>> Start Available data
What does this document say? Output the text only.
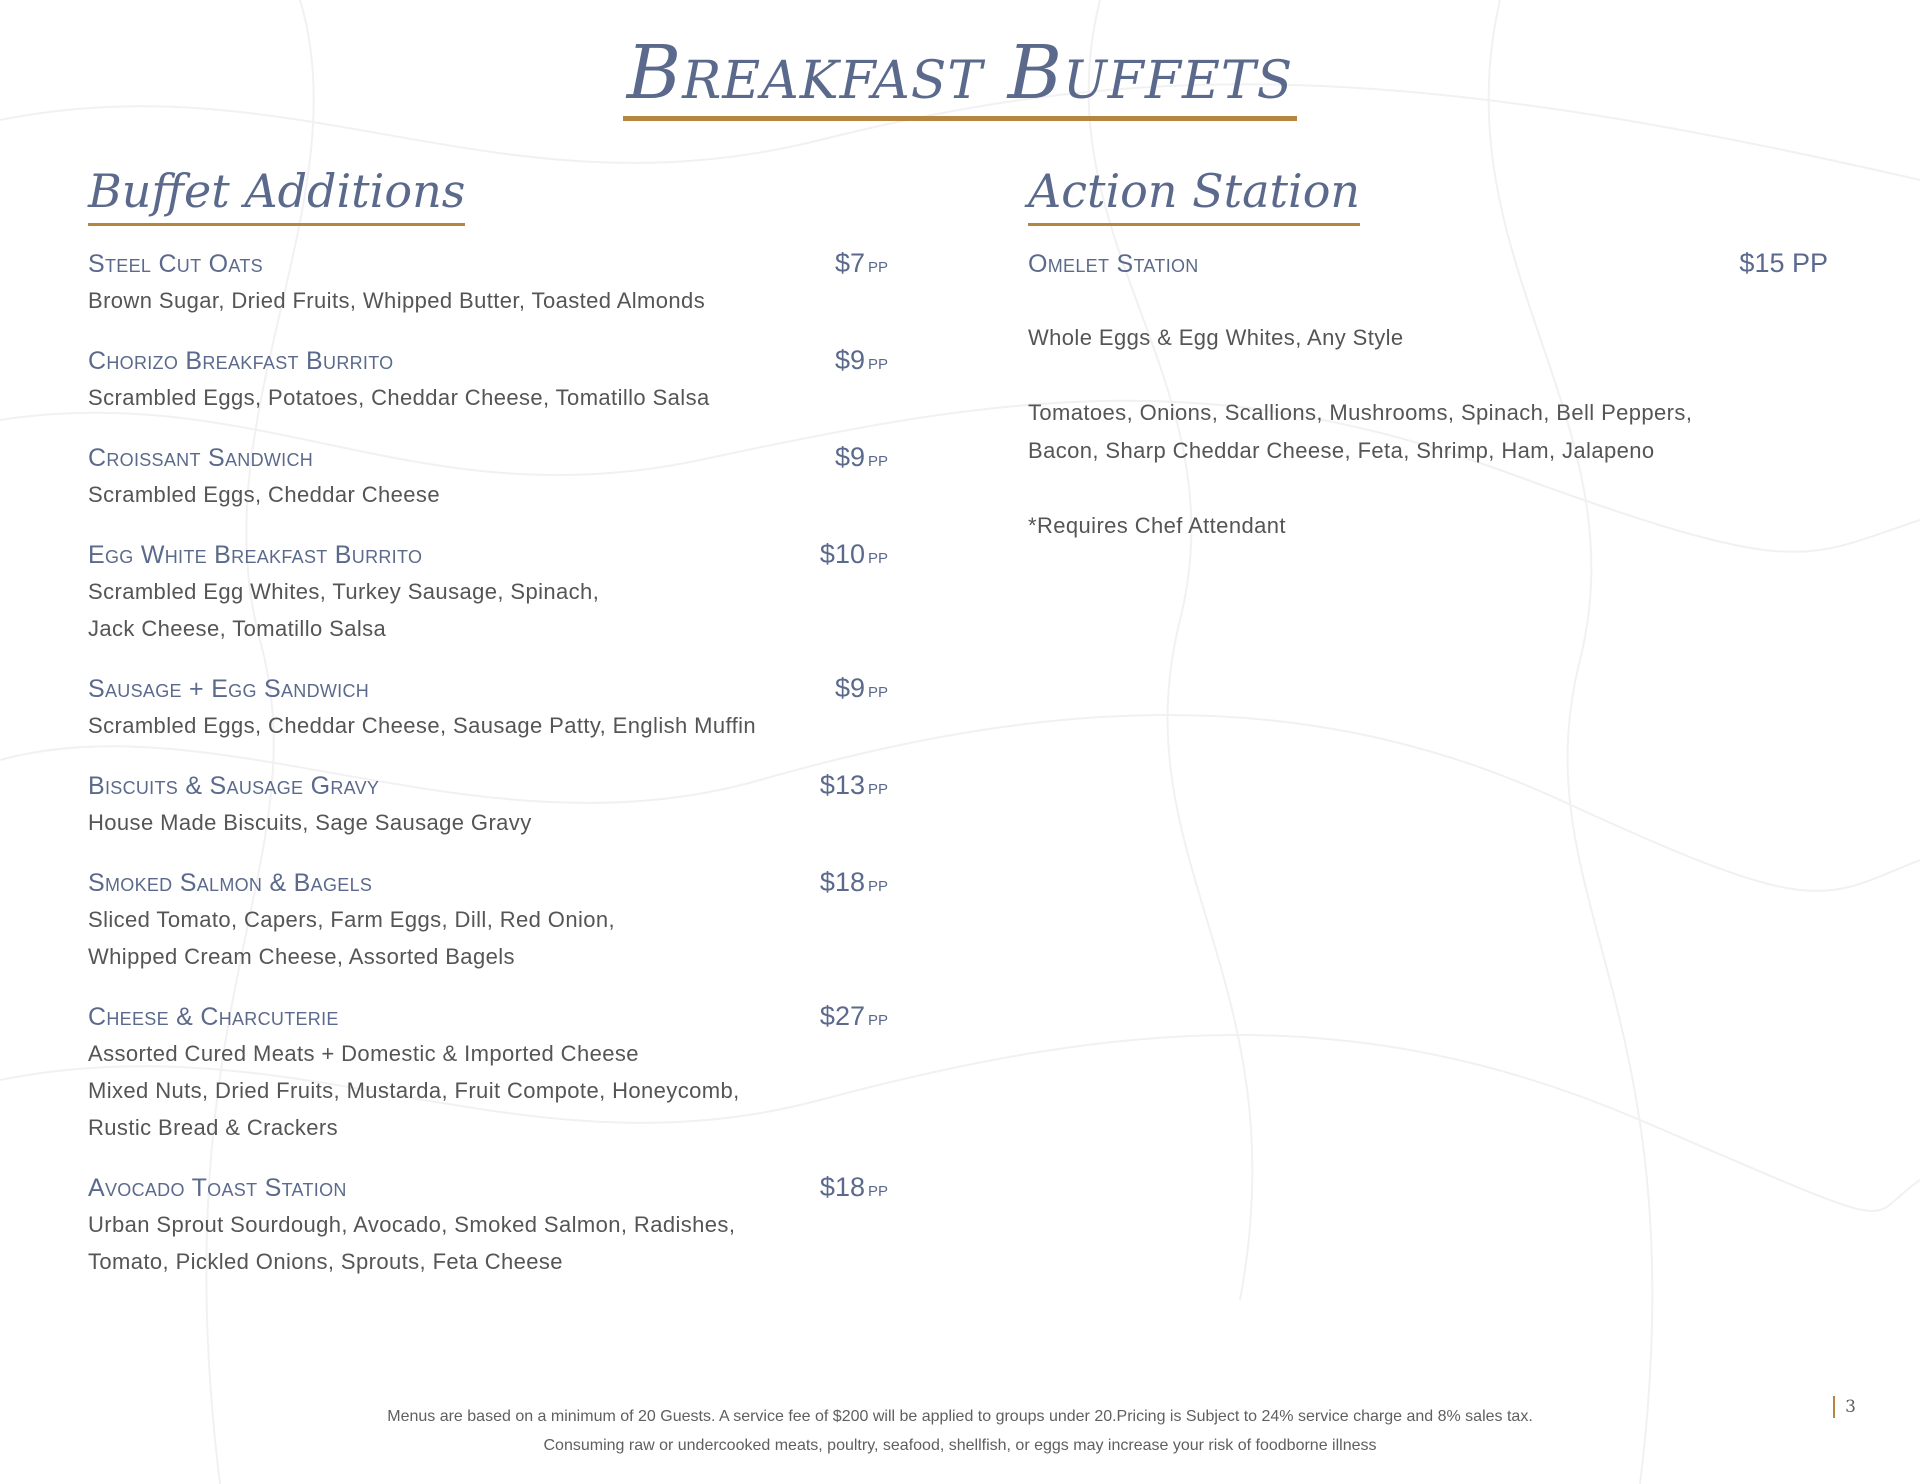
Breakfast Buffets
Buffet Additions	Action Station
Steel Cut Oats	$7 pp
Brown Sugar, Dried Fruits, Whipped Butter, Toasted Almonds
Chorizo Breakfast Burrito	$9 pp
Scrambled Eggs, Potatoes, Cheddar Cheese, Tomatillo Salsa
Croissant Sandwich	$9 pp
Scrambled Eggs, Cheddar Cheese
Egg White Breakfast Burrito	$10 pp
Scrambled Egg Whites, Turkey Sausage, Spinach,
Jack Cheese, Tomatillo Salsa
Sausage + Egg Sandwich	$9 pp
Scrambled Eggs, Cheddar Cheese, Sausage Patty, English Muffin
Biscuits & Sausage Gravy	$13 pp
House Made Biscuits, Sage Sausage Gravy
Smoked Salmon & Bagels	$18 pp
Sliced Tomato, Capers, Farm Eggs, Dill, Red Onion,
Whipped Cream Cheese, Assorted Bagels
Cheese & Charcuterie	$27 pp
Assorted Cured Meats + Domestic & Imported Cheese
Mixed Nuts, Dried Fruits, Mustarda, Fruit Compote, Honeycomb,
Rustic Bread & Crackers
Avocado Toast Station	$18 pp
Urban Sprout Sourdough, Avocado, Smoked Salmon, Radishes,
Tomato, Pickled Onions, Sprouts, Feta Cheese
Omelet Station	$15 PP
Whole Eggs & Egg Whites, Any Style
Tomatoes, Onions, Scallions, Mushrooms, Spinach, Bell Peppers,
Bacon, Sharp Cheddar Cheese, Feta, Shrimp, Ham, Jalapeno
*Requires Chef Attendant
Menus are based on a minimum of 20 Guests. A service fee of $200 will be applied to groups under 20.Pricing is Subject to 24% service charge and 8% sales tax.
Consuming raw or undercooked meats, poultry, seafood, shellfish, or eggs may increase your risk of foodborne illness
3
>> End Available data
Required work
What you return should match the records above word for word, minus the pictures.

Finished task
What does this document say? Output the text only.
Breakfast Buffets
Buffet Additions	Action Station
Steel Cut Oats	$7 pp
Brown Sugar, Dried Fruits, Whipped Butter, Toasted Almonds
Chorizo Breakfast Burrito	$9 pp
Scrambled Eggs, Potatoes, Cheddar Cheese, Tomatillo Salsa
Croissant Sandwich	$9 pp
Scrambled Eggs, Cheddar Cheese
Egg White Breakfast Burrito	$10 pp
Scrambled Egg Whites, Turkey Sausage, Spinach,
Jack Cheese, Tomatillo Salsa
Sausage + Egg Sandwich	$9 pp
Scrambled Eggs, Cheddar Cheese, Sausage Patty, English Muffin
Biscuits & Sausage Gravy	$13 pp
House Made Biscuits, Sage Sausage Gravy
Smoked Salmon & Bagels	$18 pp
Sliced Tomato, Capers, Farm Eggs, Dill, Red Onion,
Whipped Cream Cheese, Assorted Bagels
Cheese & Charcuterie	$27 pp
Assorted Cured Meats + Domestic & Imported Cheese
Mixed Nuts, Dried Fruits, Mustarda, Fruit Compote, Honeycomb,
Rustic Bread & Crackers
Avocado Toast Station	$18 pp
Urban Sprout Sourdough, Avocado, Smoked Salmon, Radishes,
Tomato, Pickled Onions, Sprouts, Feta Cheese
Omelet Station	$15 PP
Whole Eggs & Egg Whites, Any Style
Tomatoes, Onions, Scallions, Mushrooms, Spinach, Bell Peppers,
Bacon, Sharp Cheddar Cheese, Feta, Shrimp, Ham, Jalapeno
*Requires Chef Attendant
Menus are based on a minimum of 20 Guests. A service fee of $200 will be applied to groups under 20.Pricing is Subject to 24% service charge and 8% sales tax.
Consuming raw or undercooked meats, poultry, seafood, shellfish, or eggs may increase your risk of foodborne illness
3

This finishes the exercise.